** begin **

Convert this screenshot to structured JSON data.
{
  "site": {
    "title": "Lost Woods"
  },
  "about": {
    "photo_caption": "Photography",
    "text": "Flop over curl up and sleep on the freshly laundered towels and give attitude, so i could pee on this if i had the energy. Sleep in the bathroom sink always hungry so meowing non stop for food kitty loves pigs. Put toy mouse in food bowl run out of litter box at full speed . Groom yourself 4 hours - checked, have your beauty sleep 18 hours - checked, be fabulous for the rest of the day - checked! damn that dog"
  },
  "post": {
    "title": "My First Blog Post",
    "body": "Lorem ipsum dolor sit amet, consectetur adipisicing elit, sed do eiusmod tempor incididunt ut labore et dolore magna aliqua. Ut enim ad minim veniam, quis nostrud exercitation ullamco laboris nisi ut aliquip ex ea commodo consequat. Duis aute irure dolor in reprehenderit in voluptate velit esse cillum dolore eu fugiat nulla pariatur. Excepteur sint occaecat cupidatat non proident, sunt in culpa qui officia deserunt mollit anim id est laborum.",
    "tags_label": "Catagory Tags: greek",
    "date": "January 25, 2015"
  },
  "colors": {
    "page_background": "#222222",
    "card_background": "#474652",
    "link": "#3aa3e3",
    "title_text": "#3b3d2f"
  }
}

** end **

Reproduce the records above exactly as they appear.

Convert this screenshot to structured JSON data.
{
  "site": {
    "title": "Lost Woods"
  },
  "about": {
    "photo_caption": "Photography",
    "text": "Flop over curl up and sleep on the freshly laundered towels and give attitude, so i could pee on this if i had the energy. Sleep in the bathroom sink always hungry so meowing non stop for food kitty loves pigs. Put toy mouse in food bowl run out of litter box at full speed . Groom yourself 4 hours - checked, have your beauty sleep 18 hours - checked, be fabulous for the rest of the day - checked! damn that dog"
  },
  "post": {
    "title": "My First Blog Post",
    "body": "Lorem ipsum dolor sit amet, consectetur adipisicing elit, sed do eiusmod tempor incididunt ut labore et dolore magna aliqua. Ut enim ad minim veniam, quis nostrud exercitation ullamco laboris nisi ut aliquip ex ea commodo consequat. Duis aute irure dolor in reprehenderit in voluptate velit esse cillum dolore eu fugiat nulla pariatur. Excepteur sint occaecat cupidatat non proident, sunt in culpa qui officia deserunt mollit anim id est laborum.",
    "tags_label": "Catagory Tags: greek",
    "date": "January 25, 2015"
  },
  "colors": {
    "page_background": "#222222",
    "card_background": "#474652",
    "link": "#3aa3e3",
    "title_text": "#3b3d2f"
  }
}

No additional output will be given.